Records excerpted from a collection:
— start —

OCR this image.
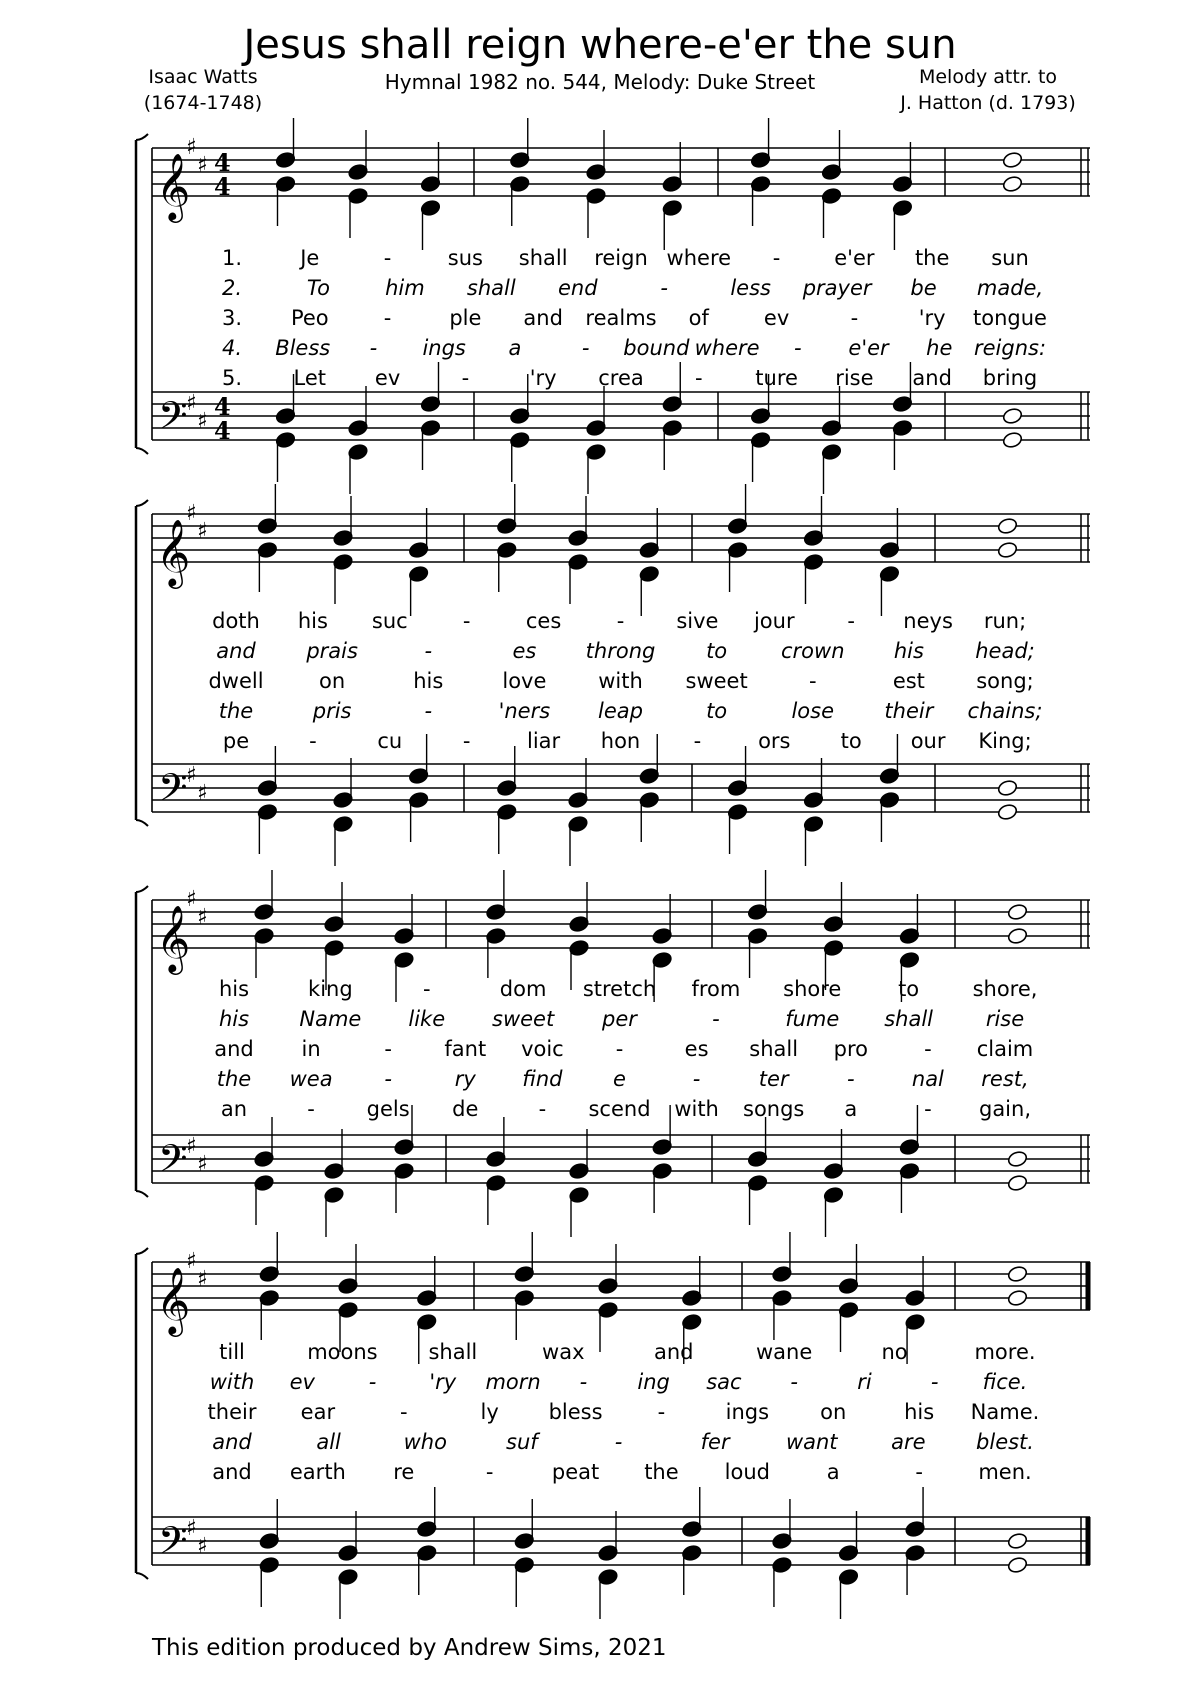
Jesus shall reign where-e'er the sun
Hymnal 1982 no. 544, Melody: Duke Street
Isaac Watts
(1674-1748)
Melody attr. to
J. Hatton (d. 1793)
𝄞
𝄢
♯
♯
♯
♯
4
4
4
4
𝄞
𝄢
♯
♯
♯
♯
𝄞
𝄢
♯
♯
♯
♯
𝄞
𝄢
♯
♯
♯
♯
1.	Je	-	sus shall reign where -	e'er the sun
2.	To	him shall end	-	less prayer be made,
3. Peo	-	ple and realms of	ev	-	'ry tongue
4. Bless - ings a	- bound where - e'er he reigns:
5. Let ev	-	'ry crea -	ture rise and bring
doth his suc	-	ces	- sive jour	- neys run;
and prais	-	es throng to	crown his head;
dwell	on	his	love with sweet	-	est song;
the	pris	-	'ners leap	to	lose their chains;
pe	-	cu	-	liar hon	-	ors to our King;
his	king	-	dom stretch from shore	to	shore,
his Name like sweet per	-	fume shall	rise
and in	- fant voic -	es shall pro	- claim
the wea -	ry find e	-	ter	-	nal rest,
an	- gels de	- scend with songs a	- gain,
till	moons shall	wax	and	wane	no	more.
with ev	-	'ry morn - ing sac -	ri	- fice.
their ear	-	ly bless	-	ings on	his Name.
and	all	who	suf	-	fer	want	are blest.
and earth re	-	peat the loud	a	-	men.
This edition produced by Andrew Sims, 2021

— end —
— start —

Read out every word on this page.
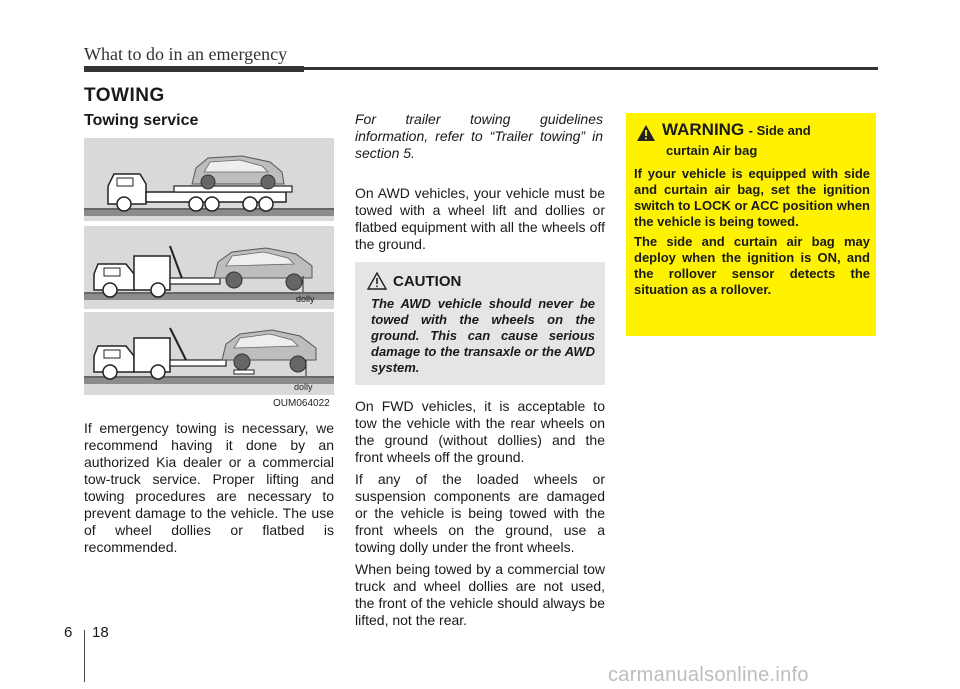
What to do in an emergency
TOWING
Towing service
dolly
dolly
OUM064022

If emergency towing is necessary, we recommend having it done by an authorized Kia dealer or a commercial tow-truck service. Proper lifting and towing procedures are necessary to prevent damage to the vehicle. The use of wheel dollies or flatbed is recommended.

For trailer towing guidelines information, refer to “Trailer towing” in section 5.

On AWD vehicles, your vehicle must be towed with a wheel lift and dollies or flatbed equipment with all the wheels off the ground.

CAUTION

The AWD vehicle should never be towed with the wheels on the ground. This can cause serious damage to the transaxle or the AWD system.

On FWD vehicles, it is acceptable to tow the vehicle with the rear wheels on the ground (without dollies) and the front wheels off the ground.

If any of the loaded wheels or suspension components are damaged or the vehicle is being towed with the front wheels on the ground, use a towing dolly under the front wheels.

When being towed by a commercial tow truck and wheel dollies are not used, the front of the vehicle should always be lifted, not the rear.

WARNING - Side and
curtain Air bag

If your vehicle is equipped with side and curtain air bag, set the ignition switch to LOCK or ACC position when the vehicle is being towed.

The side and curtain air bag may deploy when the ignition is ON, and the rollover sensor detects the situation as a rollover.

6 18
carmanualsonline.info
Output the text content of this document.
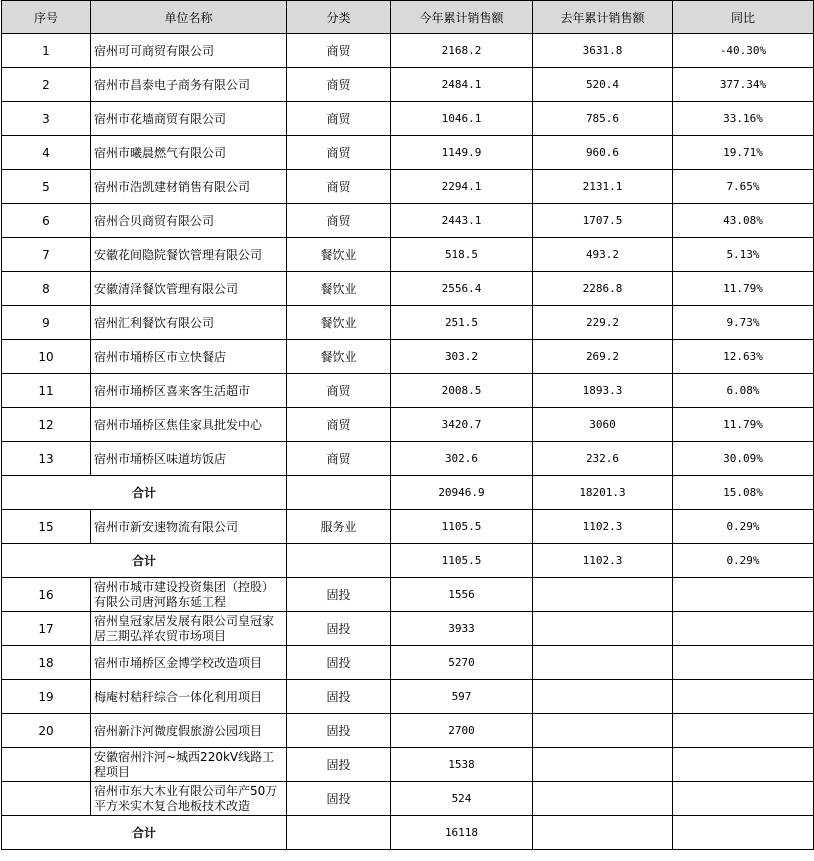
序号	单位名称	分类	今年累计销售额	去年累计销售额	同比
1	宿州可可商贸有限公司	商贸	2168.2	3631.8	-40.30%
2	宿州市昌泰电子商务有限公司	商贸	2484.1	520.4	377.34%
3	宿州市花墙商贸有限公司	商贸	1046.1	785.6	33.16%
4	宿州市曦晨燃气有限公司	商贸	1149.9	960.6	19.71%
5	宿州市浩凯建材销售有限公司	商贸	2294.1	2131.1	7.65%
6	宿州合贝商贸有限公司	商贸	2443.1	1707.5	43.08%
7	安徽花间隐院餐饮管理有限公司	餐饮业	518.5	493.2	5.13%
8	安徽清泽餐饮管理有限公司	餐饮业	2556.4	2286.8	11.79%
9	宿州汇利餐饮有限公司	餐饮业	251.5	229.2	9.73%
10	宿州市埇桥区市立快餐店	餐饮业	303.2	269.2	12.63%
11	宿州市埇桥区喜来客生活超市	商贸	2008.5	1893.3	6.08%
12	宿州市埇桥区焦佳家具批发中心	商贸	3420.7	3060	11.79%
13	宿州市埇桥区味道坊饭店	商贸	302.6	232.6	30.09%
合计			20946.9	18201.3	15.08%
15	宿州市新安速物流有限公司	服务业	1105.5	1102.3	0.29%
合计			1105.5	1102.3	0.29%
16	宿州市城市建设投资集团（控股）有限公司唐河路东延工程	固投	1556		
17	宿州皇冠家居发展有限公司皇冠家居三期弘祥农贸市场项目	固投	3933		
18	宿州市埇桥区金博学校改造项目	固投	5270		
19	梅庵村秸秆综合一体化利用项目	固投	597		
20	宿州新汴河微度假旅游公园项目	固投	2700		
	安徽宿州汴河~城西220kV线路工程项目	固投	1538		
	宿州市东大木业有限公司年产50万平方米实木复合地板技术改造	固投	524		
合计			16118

— end —
— start —

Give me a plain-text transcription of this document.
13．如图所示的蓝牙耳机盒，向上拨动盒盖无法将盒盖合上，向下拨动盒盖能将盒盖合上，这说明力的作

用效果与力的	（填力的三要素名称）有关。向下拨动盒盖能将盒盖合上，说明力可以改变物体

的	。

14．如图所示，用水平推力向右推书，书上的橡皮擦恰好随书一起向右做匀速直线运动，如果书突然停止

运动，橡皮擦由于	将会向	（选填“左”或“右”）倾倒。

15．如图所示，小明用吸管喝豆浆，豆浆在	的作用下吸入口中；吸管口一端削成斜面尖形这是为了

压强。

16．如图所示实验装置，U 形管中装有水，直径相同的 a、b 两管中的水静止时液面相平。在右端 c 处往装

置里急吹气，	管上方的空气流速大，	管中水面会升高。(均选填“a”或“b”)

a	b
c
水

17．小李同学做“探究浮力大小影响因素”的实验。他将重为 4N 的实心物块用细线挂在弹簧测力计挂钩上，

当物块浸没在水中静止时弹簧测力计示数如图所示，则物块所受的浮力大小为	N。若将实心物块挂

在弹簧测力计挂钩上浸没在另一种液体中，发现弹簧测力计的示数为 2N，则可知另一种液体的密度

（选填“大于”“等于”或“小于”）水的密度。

— end —

• _What the task asks_
Count how many lines in the data contain the word "vehicles", giving the number without comment.

• _Worked solution_
2